(Dataset entries on figures)
--------------------------------
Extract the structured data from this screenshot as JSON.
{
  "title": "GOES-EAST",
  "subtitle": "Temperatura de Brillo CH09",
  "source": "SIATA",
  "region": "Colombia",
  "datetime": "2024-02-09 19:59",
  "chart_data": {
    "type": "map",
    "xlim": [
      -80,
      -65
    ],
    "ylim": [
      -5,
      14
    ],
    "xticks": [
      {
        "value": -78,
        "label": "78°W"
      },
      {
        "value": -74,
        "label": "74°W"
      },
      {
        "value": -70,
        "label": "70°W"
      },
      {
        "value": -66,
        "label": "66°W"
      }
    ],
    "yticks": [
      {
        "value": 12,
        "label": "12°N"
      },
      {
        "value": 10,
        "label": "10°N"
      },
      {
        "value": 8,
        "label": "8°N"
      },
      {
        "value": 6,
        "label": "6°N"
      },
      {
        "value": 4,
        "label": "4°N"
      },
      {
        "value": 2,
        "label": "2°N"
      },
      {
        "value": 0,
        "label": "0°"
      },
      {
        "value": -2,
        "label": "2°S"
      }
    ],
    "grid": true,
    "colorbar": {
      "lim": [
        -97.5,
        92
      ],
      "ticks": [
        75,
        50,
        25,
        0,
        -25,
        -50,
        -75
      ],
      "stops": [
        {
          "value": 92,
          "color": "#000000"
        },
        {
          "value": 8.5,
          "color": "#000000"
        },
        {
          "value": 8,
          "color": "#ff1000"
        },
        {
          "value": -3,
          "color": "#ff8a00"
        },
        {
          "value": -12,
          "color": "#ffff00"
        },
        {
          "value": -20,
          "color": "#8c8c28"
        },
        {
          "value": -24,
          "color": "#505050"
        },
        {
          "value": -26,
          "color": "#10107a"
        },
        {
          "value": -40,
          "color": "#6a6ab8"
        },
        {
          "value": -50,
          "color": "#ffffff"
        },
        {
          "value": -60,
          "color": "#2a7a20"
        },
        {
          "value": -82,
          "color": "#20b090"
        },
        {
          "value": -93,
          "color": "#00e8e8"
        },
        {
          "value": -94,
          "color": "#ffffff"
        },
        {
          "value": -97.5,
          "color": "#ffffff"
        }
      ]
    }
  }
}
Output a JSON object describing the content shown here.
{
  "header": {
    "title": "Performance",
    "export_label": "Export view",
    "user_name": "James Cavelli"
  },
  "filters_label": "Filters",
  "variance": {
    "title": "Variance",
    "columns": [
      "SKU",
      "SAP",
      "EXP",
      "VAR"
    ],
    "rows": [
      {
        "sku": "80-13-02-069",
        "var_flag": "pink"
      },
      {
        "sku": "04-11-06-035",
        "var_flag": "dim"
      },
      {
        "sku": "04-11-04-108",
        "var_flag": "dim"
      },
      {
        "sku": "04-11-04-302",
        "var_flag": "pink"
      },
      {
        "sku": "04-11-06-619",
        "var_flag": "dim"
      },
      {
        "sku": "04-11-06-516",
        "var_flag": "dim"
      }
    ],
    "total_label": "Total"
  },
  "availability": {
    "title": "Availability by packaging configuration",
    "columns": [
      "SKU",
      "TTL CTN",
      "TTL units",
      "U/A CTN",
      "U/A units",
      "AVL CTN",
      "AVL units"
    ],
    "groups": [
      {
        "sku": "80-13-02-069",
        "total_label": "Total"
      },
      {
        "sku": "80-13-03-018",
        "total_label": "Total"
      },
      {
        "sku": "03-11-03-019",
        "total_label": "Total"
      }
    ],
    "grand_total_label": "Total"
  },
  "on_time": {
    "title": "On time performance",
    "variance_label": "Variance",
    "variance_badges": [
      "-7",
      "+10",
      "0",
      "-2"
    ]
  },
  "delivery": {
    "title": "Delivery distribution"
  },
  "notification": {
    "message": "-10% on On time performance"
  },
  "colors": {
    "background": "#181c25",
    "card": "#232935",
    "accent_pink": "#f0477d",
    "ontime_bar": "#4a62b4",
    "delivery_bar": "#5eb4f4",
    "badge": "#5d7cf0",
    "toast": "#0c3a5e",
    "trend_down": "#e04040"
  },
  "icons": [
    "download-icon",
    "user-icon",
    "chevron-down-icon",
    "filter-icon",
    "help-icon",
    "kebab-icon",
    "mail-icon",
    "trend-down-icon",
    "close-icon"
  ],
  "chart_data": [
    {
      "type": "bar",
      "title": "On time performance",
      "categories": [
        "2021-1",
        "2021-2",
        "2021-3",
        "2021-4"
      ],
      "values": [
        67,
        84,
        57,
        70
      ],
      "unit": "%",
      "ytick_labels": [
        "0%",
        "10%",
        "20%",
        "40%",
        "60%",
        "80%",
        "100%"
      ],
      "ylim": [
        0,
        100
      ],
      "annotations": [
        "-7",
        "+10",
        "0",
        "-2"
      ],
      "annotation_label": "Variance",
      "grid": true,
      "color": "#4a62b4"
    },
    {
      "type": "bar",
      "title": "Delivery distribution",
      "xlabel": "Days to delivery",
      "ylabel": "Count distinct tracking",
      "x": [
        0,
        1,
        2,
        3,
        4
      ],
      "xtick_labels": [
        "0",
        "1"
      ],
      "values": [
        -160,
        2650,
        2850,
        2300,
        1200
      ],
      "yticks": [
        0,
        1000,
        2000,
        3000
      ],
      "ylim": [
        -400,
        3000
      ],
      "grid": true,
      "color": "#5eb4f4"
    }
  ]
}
--------------------------------
Set down all of the entries exactly, please.

**Output for this exercise**.
Extract the structured data from this screenshot as JSON.
{
  "title": "GOES-EAST",
  "subtitle": "Temperatura de Brillo CH09",
  "source": "SIATA",
  "region": "Colombia",
  "datetime": "2024-02-09 19:59",
  "chart_data": {
    "type": "map",
    "xlim": [
      -80,
      -65
    ],
    "ylim": [
      -5,
      14
    ],
    "xticks": [
      {
        "value": -78,
        "label": "78°W"
      },
      {
        "value": -74,
        "label": "74°W"
      },
      {
        "value": -70,
        "label": "70°W"
      },
      {
        "value": -66,
        "label": "66°W"
      }
    ],
    "yticks": [
      {
        "value": 12,
        "label": "12°N"
      },
      {
        "value": 10,
        "label": "10°N"
      },
      {
        "value": 8,
        "label": "8°N"
      },
      {
        "value": 6,
        "label": "6°N"
      },
      {
        "value": 4,
        "label": "4°N"
      },
      {
        "value": 2,
        "label": "2°N"
      },
      {
        "value": 0,
        "label": "0°"
      },
      {
        "value": -2,
        "label": "2°S"
      }
    ],
    "grid": true,
    "colorbar": {
      "lim": [
        -97.5,
        92
      ],
      "ticks": [
        75,
        50,
        25,
        0,
        -25,
        -50,
        -75
      ],
      "stops": [
        {
          "value": 92,
          "color": "#000000"
        },
        {
          "value": 8.5,
          "color": "#000000"
        },
        {
          "value": 8,
          "color": "#ff1000"
        },
        {
          "value": -3,
          "color": "#ff8a00"
        },
        {
          "value": -12,
          "color": "#ffff00"
        },
        {
          "value": -20,
          "color": "#8c8c28"
        },
        {
          "value": -24,
          "color": "#505050"
        },
        {
          "value": -26,
          "color": "#10107a"
        },
        {
          "value": -40,
          "color": "#6a6ab8"
        },
        {
          "value": -50,
          "color": "#ffffff"
        },
        {
          "value": -60,
          "color": "#2a7a20"
        },
        {
          "value": -82,
          "color": "#20b090"
        },
        {
          "value": -93,
          "color": "#00e8e8"
        },
        {
          "value": -94,
          "color": "#ffffff"
        },
        {
          "value": -97.5,
          "color": "#ffffff"
        }
      ]
    }
  }
}
Output a JSON object describing the content shown here.
{
  "header": {
    "title": "Performance",
    "export_label": "Export view",
    "user_name": "James Cavelli"
  },
  "filters_label": "Filters",
  "variance": {
    "title": "Variance",
    "columns": [
      "SKU",
      "SAP",
      "EXP",
      "VAR"
    ],
    "rows": [
      {
        "sku": "80-13-02-069",
        "var_flag": "pink"
      },
      {
        "sku": "04-11-06-035",
        "var_flag": "dim"
      },
      {
        "sku": "04-11-04-108",
        "var_flag": "dim"
      },
      {
        "sku": "04-11-04-302",
        "var_flag": "pink"
      },
      {
        "sku": "04-11-06-619",
        "var_flag": "dim"
      },
      {
        "sku": "04-11-06-516",
        "var_flag": "dim"
      }
    ],
    "total_label": "Total"
  },
  "availability": {
    "title": "Availability by packaging configuration",
    "columns": [
      "SKU",
      "TTL CTN",
      "TTL units",
      "U/A CTN",
      "U/A units",
      "AVL CTN",
      "AVL units"
    ],
    "groups": [
      {
        "sku": "80-13-02-069",
        "total_label": "Total"
      },
      {
        "sku": "80-13-03-018",
        "total_label": "Total"
      },
      {
        "sku": "03-11-03-019",
        "total_label": "Total"
      }
    ],
    "grand_total_label": "Total"
  },
  "on_time": {
    "title": "On time performance",
    "variance_label": "Variance",
    "variance_badges": [
      "-7",
      "+10",
      "0",
      "-2"
    ]
  },
  "delivery": {
    "title": "Delivery distribution"
  },
  "notification": {
    "message": "-10% on On time performance"
  },
  "colors": {
    "background": "#181c25",
    "card": "#232935",
    "accent_pink": "#f0477d",
    "ontime_bar": "#4a62b4",
    "delivery_bar": "#5eb4f4",
    "badge": "#5d7cf0",
    "toast": "#0c3a5e",
    "trend_down": "#e04040"
  },
  "icons": [
    "download-icon",
    "user-icon",
    "chevron-down-icon",
    "filter-icon",
    "help-icon",
    "kebab-icon",
    "mail-icon",
    "trend-down-icon",
    "close-icon"
  ],
  "chart_data": [
    {
      "type": "bar",
      "title": "On time performance",
      "categories": [
        "2021-1",
        "2021-2",
        "2021-3",
        "2021-4"
      ],
      "values": [
        67,
        84,
        57,
        70
      ],
      "unit": "%",
      "ytick_labels": [
        "0%",
        "10%",
        "20%",
        "40%",
        "60%",
        "80%",
        "100%"
      ],
      "ylim": [
        0,
        100
      ],
      "annotations": [
        "-7",
        "+10",
        "0",
        "-2"
      ],
      "annotation_label": "Variance",
      "grid": true,
      "color": "#4a62b4"
    },
    {
      "type": "bar",
      "title": "Delivery distribution",
      "xlabel": "Days to delivery",
      "ylabel": "Count distinct tracking",
      "x": [
        0,
        1,
        2,
        3,
        4
      ],
      "xtick_labels": [
        "0",
        "1"
      ],
      "values": [
        -160,
        2650,
        2850,
        2300,
        1200
      ],
      "yticks": [
        0,
        1000,
        2000,
        3000
      ],
      "ylim": [
        -400,
        3000
      ],
      "grid": true,
      "color": "#5eb4f4"
    }
  ]
}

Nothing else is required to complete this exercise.